TASK TO COMPLETE: Write the records below out again exactly as given, with no images.

Data entries:
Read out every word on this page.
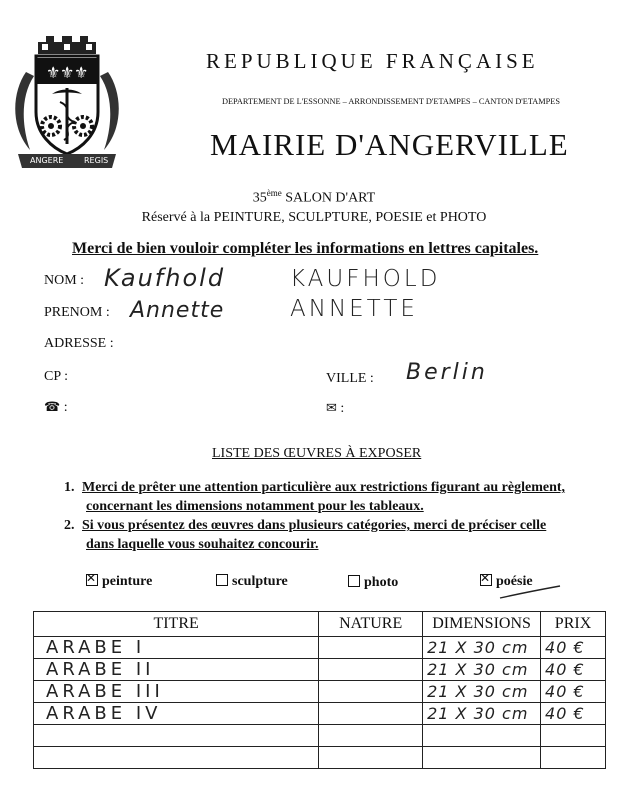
⚜ ⚜ ⚜
ANGERE	REGIS
REPUBLIQUE FRANÇAISE
DEPARTEMENT DE L'ESSONNE – ARRONDISSEMENT D'ETAMPES – CANTON D'ETAMPES
MAIRIE D'ANGERVILLE
35ème SALON D'ART
Réservé à la PEINTURE, SCULPTURE, POESIE et PHOTO
Merci de bien vouloir compléter les informations en lettres capitales.
NOM : Kaufhold	KAUFHOLD
PRENOM : Annette	ANNETTE
ADRESSE :
CP :	VILLE : Berlin
☎ :	✉ :
LISTE DES ŒUVRES À EXPOSER
1. Merci de prêter une attention particulière aux restrictions figurant au règlement,
concernant les dimensions notamment pour les tableaux.
2. Si vous présentez des œuvres dans plusieurs catégories, merci de préciser celle
dans laquelle vous souhaitez concourir.
✕peinture	sculpture	photo ✕	poésie
TITRE	NATURE	DIMENSIONS	PRIX
ARABE I		21 X 30 cm	40 €
ARABE II		21 X 30 cm	40 €
ARABE III		21 X 30 cm	40 €
ARABE IV		21 X 30 cm	40 €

ANSWER TO THE TASK:
Read out every word on this page.
⚜ ⚜ ⚜
ANGERE	REGIS
REPUBLIQUE FRANÇAISE
DEPARTEMENT DE L'ESSONNE – ARRONDISSEMENT D'ETAMPES – CANTON D'ETAMPES
MAIRIE D'ANGERVILLE
35ème SALON D'ART
Réservé à la PEINTURE, SCULPTURE, POESIE et PHOTO
Merci de bien vouloir compléter les informations en lettres capitales.
NOM : Kaufhold	KAUFHOLD
PRENOM : Annette	ANNETTE
ADRESSE :
CP :	VILLE : Berlin
☎ :	✉ :
LISTE DES ŒUVRES À EXPOSER
1. Merci de prêter une attention particulière aux restrictions figurant au règlement,
concernant les dimensions notamment pour les tableaux.
2. Si vous présentez des œuvres dans plusieurs catégories, merci de préciser celle
dans laquelle vous souhaitez concourir.
✕peinture	sculpture	photo ✕	poésie
TITRE	NATURE	DIMENSIONS	PRIX
ARABE I		21 X 30 cm	40 €
ARABE II		21 X 30 cm	40 €
ARABE III		21 X 30 cm	40 €
ARABE IV		21 X 30 cm	40 €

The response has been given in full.